-- Text provided --
Postby MomJustLetMeGoToGULC » Thu Jun 22, 2017 1:10 pm

I have to agree with Lucretius_. When it comes to Personal Statements, one of the biggest criticisms is that the applicant did not write their PS with themselves in mind. Law schools don't want to know about Nick. They want to know about YOU. I'd also have to agree that this is not a compelling story, nor is it well written. There's too much use of the passive voice and you're trying too hard to come off as intelligent. I'm sure you are! After all, it tends to be clever people who want to apply to law school. But once you get here, you'll find that your briefs and your memos will all have strict word limits, and the more flowery your language, the less your professors will enjoy it. You have also used a lot of words that do not make sense in their context (i.e. "dismay"," "protruded,"). Some portions are simply badly written.

On a slightly more personal note, that I hope you do not take personally, this story does not make you sound likeable. It makes you sound naïve, immature, and selfish. Please look out for that when writing. Law schools do not only care about your credentials and your experiences; they care about your likeability. You will go out into the world to represent them and their brand. They want a likeable person doing that. By all means, show off your achievements! But do it with the goal of making yourself the type of person that the admissions committee would like to get to know.

One last thing: you do not need a really sad story to write a compelling personal statement. It seems like you went digging through the annals of your past to find one, but it came off as insincere. Not everyone has tragedy strike; not everyone has a disability to overcome. Writing about positive experiences can be just as successful because admissions committees can tell when you're being genuine. You do not necessarily have to address why you want to go to law school unless the directions state it, but you should be telling that school why they want YOU specifically. What do YOU bring to the student body? How do YOU contribute to their diversity? How will YOU be a good ambassador for their school?

-- Data provided --
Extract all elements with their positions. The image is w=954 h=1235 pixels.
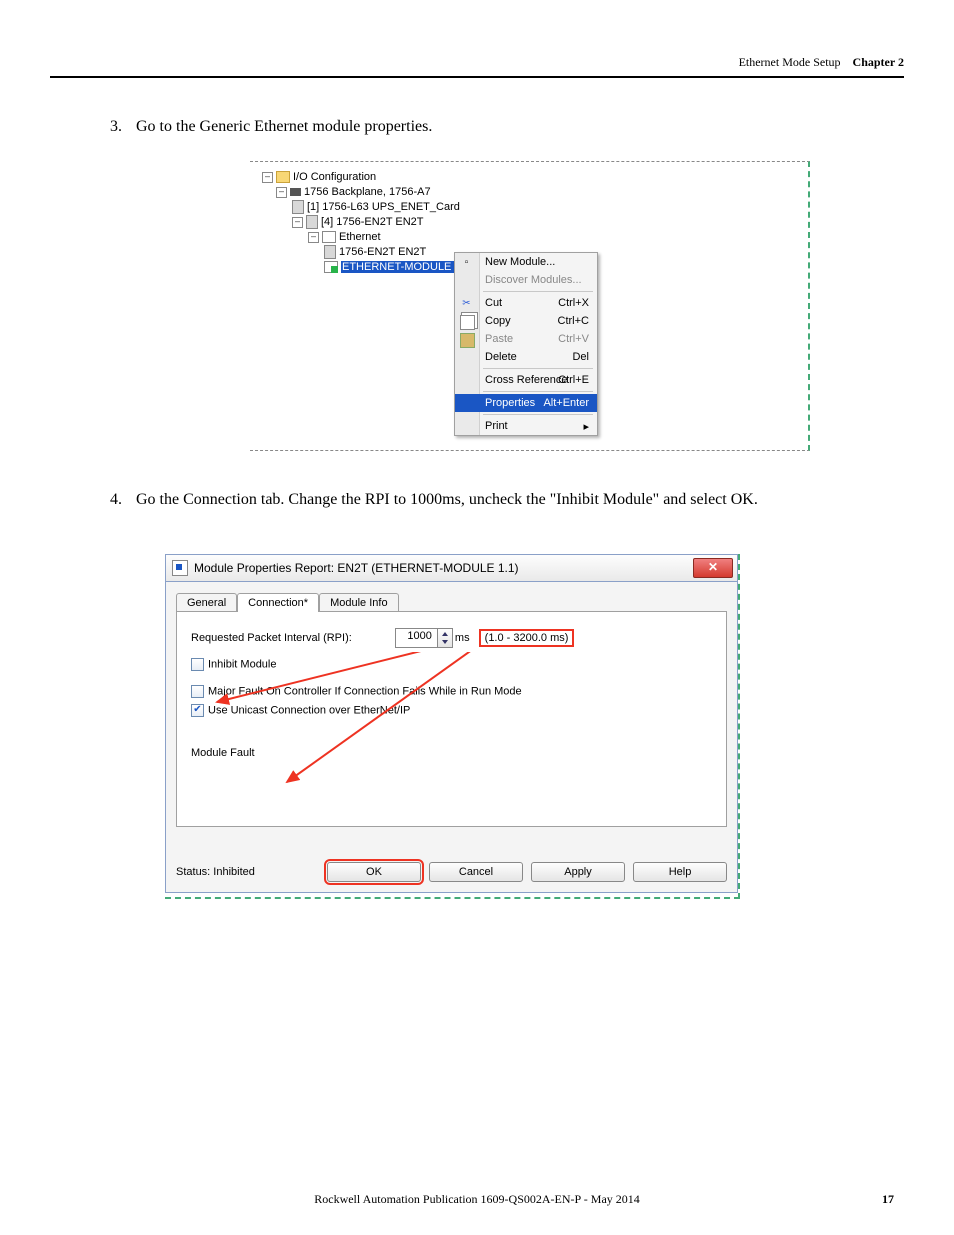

-- Requirement --
According to the post on personal statements, what do law schools care about besides an applicant's credentials and experiences? Please answer briefly. The material isn't needed for this.

-- Exercise result --
They care about the applicant's likeability.